*The problem*: Swap every "paragraph" in the rows below for "text-block", and write the rows out again with nothing else changed.

*Records shown*:
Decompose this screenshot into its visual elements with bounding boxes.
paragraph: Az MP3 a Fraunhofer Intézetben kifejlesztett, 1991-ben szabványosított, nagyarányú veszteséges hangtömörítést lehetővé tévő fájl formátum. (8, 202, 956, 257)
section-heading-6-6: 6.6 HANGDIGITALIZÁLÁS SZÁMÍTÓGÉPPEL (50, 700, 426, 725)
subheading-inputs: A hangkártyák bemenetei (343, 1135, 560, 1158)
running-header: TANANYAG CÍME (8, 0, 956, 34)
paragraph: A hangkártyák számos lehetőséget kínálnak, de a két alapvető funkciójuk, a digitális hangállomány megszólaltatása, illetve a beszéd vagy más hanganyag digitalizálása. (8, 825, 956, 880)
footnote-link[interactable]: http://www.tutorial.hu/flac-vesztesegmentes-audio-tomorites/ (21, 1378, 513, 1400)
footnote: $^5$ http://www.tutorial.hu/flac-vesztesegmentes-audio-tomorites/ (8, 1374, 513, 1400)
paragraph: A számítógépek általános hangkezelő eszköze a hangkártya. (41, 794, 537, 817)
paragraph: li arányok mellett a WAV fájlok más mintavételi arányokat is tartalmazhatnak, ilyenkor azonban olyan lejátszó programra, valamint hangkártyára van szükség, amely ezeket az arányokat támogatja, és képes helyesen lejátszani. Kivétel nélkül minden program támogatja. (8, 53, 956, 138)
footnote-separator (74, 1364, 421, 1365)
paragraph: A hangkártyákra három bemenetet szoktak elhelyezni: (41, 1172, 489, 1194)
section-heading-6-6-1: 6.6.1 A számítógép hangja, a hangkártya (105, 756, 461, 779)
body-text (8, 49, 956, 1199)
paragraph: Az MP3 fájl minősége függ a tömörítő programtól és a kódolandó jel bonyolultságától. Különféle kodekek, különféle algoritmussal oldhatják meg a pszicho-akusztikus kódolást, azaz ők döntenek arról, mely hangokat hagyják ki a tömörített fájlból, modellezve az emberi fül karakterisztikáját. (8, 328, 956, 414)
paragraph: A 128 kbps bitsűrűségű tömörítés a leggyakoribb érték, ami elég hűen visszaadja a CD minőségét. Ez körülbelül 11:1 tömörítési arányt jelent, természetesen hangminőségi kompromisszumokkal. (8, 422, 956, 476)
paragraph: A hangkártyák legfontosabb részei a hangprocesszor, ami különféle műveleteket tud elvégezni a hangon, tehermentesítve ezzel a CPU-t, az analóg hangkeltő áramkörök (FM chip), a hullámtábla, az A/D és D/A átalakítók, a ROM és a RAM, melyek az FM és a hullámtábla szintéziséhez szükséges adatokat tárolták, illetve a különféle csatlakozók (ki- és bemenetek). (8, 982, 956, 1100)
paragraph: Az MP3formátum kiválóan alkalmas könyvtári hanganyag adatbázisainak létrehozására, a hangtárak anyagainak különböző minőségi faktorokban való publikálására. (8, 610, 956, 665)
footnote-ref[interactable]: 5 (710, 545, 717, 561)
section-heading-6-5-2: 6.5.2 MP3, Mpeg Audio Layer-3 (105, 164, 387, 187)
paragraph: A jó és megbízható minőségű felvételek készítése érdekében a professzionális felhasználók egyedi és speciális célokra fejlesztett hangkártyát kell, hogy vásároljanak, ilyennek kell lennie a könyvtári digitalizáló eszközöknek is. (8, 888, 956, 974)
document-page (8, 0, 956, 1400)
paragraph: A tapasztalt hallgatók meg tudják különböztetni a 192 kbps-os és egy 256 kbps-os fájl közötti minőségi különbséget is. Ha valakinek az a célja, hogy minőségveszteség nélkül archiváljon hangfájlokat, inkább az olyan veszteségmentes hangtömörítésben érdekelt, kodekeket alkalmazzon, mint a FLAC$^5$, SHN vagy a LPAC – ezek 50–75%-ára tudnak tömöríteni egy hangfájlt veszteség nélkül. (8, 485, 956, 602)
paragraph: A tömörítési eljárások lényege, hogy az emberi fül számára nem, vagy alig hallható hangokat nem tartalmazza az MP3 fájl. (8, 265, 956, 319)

*Output below*:
Decompose this screenshot into its visual elements with bounding boxes.
text-block: Az MP3 a Fraunhofer Intézetben kifejlesztett, 1991-ben szabványosított, nagyarányú veszteséges hangtömörítést lehetővé tévő fájl formátum. (8, 202, 956, 257)
section-heading-6-6: 6.6 HANGDIGITALIZÁLÁS SZÁMÍTÓGÉPPEL (50, 700, 426, 725)
subheading-inputs: A hangkártyák bemenetei (343, 1135, 560, 1158)
running-header: TANANYAG CÍME (8, 0, 956, 34)
text-block: A hangkártyák számos lehetőséget kínálnak, de a két alapvető funkciójuk, a digitális hangállomány megszólaltatása, illetve a beszéd vagy más hanganyag digitalizálása. (8, 825, 956, 880)
footnote-link[interactable]: http://www.tutorial.hu/flac-vesztesegmentes-audio-tomorites/ (21, 1378, 513, 1400)
footnote: $^5$ http://www.tutorial.hu/flac-vesztesegmentes-audio-tomorites/ (8, 1374, 513, 1400)
text-block: A számítógépek általános hangkezelő eszköze a hangkártya. (41, 794, 537, 817)
text-block: li arányok mellett a WAV fájlok más mintavételi arányokat is tartalmazhatnak, ilyenkor azonban olyan lejátszó programra, valamint hangkártyára van szükség, amely ezeket az arányokat támogatja, és képes helyesen lejátszani. Kivétel nélkül minden program támogatja. (8, 53, 956, 138)
footnote-separator (74, 1364, 421, 1365)
text-block: A hangkártyákra három bemenetet szoktak elhelyezni: (41, 1172, 489, 1194)
section-heading-6-6-1: 6.6.1 A számítógép hangja, a hangkártya (105, 756, 461, 779)
body-text (8, 49, 956, 1199)
text-block: Az MP3 fájl minősége függ a tömörítő programtól és a kódolandó jel bonyolultságától. Különféle kodekek, különféle algoritmussal oldhatják meg a pszicho-akusztikus kódolást, azaz ők döntenek arról, mely hangokat hagyják ki a tömörített fájlból, modellezve az emberi fül karakterisztikáját. (8, 328, 956, 414)
text-block: A 128 kbps bitsűrűségű tömörítés a leggyakoribb érték, ami elég hűen visszaadja a CD minőségét. Ez körülbelül 11:1 tömörítési arányt jelent, természetesen hangminőségi kompromisszumokkal. (8, 422, 956, 476)
text-block: A hangkártyák legfontosabb részei a hangprocesszor, ami különféle műveleteket tud elvégezni a hangon, tehermentesítve ezzel a CPU-t, az analóg hangkeltő áramkörök (FM chip), a hullámtábla, az A/D és D/A átalakítók, a ROM és a RAM, melyek az FM és a hullámtábla szintéziséhez szükséges adatokat tárolták, illetve a különféle csatlakozók (ki- és bemenetek). (8, 982, 956, 1100)
text-block: Az MP3formátum kiválóan alkalmas könyvtári hanganyag adatbázisainak létrehozására, a hangtárak anyagainak különböző minőségi faktorokban való publikálására. (8, 610, 956, 665)
footnote-ref[interactable]: 5 (710, 545, 717, 561)
section-heading-6-5-2: 6.5.2 MP3, Mpeg Audio Layer-3 (105, 164, 387, 187)
text-block: A jó és megbízható minőségű felvételek készítése érdekében a professzionális felhasználók egyedi és speciális célokra fejlesztett hangkártyát kell, hogy vásároljanak, ilyennek kell lennie a könyvtári digitalizáló eszközöknek is. (8, 888, 956, 974)
document-page (8, 0, 956, 1400)
text-block: A tapasztalt hallgatók meg tudják különböztetni a 192 kbps-os és egy 256 kbps-os fájl közötti minőségi különbséget is. Ha valakinek az a célja, hogy minőségveszteség nélkül archiváljon hangfájlokat, inkább az olyan veszteségmentes hangtömörítésben érdekelt, kodekeket alkalmazzon, mint a FLAC$^5$, SHN vagy a LPAC – ezek 50–75%-ára tudnak tömöríteni egy hangfájlt veszteség nélkül. (8, 485, 956, 602)
text-block: A tömörítési eljárások lényege, hogy az emberi fül számára nem, vagy alig hallható hangokat nem tartalmazza az MP3 fájl. (8, 265, 956, 319)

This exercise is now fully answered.